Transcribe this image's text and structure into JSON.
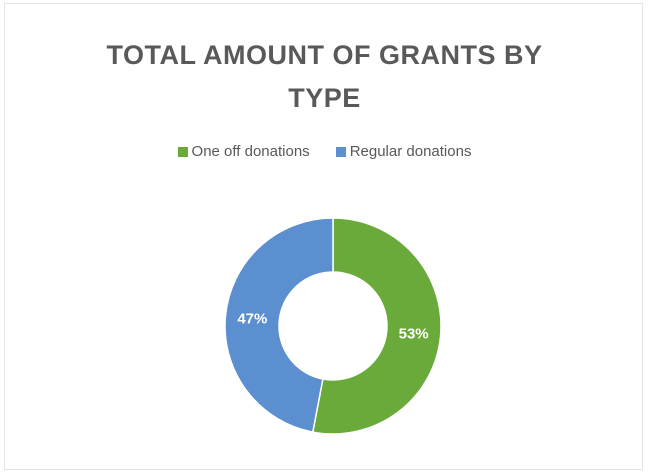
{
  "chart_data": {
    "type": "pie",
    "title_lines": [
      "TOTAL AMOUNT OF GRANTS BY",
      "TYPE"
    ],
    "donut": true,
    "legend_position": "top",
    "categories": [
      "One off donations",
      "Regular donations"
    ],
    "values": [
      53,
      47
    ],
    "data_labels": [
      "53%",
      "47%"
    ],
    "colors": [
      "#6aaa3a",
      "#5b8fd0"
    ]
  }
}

────────────────

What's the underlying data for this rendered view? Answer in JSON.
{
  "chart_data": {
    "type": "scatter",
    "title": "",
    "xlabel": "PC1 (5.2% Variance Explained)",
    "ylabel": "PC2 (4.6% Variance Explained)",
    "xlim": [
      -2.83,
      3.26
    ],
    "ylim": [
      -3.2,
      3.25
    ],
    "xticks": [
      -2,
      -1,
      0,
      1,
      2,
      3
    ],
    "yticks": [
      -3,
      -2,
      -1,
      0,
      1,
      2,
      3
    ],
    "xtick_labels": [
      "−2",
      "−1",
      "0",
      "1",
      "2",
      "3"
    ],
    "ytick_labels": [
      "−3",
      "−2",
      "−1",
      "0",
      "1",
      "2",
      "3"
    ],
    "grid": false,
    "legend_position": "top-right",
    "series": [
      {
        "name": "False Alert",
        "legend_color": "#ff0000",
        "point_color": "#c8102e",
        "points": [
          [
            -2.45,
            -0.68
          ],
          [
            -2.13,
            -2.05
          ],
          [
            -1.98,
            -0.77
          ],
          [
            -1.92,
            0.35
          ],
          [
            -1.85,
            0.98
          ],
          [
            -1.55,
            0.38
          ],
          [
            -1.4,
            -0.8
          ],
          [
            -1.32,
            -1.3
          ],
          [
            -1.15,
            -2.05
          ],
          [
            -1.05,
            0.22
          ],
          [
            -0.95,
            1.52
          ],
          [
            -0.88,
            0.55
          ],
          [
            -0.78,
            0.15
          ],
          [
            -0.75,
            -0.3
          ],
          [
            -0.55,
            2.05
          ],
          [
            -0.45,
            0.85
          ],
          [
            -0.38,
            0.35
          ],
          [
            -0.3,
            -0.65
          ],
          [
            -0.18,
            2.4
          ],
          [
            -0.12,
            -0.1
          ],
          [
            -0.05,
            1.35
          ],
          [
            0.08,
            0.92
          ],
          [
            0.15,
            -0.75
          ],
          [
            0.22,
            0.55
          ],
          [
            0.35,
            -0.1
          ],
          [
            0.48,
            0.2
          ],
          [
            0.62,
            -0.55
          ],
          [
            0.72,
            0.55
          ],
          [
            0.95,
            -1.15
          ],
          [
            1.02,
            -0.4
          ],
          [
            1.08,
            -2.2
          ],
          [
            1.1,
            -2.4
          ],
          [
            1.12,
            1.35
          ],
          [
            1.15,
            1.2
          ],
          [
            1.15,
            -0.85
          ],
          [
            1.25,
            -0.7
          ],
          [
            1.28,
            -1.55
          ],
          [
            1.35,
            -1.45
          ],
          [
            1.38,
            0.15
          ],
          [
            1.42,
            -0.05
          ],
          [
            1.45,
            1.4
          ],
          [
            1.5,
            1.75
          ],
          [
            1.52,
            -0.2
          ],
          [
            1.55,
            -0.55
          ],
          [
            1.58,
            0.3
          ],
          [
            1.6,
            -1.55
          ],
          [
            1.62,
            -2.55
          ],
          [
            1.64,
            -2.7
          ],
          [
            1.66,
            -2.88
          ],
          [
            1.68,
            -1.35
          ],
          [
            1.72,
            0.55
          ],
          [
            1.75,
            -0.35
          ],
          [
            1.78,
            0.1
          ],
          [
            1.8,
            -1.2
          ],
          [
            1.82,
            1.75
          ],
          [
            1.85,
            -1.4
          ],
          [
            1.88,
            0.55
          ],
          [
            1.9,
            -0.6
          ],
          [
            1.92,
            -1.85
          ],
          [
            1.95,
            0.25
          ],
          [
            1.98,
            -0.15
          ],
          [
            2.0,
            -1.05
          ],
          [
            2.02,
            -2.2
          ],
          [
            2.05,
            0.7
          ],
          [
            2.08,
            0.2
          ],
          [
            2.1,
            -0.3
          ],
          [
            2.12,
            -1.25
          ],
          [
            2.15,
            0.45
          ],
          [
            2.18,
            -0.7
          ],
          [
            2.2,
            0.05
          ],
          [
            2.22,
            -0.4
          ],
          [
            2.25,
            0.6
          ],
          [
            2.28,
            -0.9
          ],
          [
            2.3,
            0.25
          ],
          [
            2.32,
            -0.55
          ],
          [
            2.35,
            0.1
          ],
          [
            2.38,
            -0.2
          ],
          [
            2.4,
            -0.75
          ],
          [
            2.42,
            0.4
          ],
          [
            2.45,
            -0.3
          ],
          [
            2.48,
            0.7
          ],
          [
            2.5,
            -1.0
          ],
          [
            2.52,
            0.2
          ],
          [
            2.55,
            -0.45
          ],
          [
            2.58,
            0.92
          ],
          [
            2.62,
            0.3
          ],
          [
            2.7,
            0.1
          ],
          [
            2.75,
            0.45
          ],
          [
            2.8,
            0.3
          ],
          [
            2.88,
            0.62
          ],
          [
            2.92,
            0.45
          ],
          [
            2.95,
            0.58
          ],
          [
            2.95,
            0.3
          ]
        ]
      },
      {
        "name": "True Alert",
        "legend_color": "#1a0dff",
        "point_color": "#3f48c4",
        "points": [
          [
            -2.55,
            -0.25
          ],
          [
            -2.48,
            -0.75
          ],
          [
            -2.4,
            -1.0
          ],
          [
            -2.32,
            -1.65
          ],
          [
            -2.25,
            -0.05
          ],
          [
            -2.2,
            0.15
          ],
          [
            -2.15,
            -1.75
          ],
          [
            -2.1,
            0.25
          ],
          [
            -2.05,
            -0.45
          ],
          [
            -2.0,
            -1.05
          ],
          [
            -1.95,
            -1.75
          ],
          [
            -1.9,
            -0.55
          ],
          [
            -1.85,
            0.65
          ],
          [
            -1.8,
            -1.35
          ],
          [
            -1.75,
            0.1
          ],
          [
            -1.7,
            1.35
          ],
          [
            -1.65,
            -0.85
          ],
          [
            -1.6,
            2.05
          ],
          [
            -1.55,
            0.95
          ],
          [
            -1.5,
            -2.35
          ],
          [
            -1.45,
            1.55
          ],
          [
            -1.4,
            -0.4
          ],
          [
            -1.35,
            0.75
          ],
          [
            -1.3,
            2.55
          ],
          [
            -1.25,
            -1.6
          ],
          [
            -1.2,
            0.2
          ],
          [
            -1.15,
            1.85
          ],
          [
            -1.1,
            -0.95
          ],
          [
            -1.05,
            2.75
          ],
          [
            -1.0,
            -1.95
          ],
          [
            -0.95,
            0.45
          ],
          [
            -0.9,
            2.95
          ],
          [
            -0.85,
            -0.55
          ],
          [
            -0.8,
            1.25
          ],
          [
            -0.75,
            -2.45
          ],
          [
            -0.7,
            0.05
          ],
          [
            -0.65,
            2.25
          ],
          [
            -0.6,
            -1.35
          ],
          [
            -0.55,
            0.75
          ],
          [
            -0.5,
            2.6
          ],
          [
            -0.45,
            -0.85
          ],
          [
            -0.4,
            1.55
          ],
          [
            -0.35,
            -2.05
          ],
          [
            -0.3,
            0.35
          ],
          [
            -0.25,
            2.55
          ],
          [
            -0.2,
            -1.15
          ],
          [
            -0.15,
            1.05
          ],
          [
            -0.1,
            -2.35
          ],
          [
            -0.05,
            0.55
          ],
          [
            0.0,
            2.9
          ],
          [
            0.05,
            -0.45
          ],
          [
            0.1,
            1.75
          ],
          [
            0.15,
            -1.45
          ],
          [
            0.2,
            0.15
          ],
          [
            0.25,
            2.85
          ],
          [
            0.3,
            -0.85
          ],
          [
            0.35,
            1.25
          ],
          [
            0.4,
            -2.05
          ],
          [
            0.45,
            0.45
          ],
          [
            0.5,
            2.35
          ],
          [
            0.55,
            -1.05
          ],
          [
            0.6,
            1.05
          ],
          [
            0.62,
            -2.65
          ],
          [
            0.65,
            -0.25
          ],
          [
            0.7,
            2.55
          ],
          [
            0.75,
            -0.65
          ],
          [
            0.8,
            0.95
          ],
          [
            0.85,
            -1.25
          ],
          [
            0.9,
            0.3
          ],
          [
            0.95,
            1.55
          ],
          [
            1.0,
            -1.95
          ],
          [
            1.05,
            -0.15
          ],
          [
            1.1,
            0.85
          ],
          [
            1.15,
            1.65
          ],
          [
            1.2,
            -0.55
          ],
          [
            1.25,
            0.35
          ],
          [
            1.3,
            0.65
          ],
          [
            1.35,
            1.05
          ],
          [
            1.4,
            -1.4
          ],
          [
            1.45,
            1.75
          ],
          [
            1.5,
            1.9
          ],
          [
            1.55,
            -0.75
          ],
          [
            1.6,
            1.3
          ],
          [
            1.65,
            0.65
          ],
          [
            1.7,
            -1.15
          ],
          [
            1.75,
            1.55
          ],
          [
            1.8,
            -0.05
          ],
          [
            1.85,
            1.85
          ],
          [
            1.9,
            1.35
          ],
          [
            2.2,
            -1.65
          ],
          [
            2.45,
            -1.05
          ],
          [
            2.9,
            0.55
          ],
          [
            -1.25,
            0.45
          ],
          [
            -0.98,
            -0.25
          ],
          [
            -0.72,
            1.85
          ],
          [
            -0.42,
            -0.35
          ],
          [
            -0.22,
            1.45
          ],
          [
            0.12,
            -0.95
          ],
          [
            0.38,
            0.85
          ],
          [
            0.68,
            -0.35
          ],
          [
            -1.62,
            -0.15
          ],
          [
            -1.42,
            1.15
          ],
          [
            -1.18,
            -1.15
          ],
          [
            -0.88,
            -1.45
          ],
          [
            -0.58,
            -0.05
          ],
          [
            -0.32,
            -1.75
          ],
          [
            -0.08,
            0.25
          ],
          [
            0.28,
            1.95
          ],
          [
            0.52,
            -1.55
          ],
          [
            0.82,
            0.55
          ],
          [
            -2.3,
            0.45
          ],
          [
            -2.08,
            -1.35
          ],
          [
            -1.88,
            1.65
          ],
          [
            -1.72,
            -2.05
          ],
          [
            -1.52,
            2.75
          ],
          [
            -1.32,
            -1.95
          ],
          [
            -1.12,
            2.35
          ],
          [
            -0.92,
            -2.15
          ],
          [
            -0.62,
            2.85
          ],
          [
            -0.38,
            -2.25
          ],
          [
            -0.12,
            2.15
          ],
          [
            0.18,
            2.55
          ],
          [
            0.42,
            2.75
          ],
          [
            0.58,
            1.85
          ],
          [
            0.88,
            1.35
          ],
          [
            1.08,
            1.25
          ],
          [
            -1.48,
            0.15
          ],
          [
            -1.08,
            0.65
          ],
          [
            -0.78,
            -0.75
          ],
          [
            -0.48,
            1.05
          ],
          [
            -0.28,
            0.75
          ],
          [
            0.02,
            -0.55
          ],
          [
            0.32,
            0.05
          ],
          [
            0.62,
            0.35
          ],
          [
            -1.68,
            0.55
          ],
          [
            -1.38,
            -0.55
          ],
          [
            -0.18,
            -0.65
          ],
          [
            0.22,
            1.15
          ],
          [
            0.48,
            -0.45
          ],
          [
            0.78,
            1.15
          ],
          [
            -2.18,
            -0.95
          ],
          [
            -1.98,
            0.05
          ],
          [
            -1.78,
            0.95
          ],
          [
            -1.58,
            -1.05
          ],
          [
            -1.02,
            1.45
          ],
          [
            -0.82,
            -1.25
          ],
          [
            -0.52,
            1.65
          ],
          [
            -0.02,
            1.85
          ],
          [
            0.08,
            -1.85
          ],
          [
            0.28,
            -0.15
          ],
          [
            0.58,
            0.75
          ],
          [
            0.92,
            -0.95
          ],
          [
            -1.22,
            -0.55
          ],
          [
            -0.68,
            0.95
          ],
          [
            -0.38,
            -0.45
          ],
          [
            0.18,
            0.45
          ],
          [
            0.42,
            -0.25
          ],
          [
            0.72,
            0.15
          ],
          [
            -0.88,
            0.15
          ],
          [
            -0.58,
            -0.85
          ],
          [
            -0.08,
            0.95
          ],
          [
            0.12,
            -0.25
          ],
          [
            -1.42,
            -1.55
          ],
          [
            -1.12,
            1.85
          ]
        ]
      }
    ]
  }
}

────────────────

◆ **What needs to be done**
Only lines that contain the word "Explained" are wanted; copy each of them.

◆ **Correct result**
    "xlabel": "PC1 (5.2% Variance Explained)",
    "ylabel": "PC2 (4.6% Variance Explained)",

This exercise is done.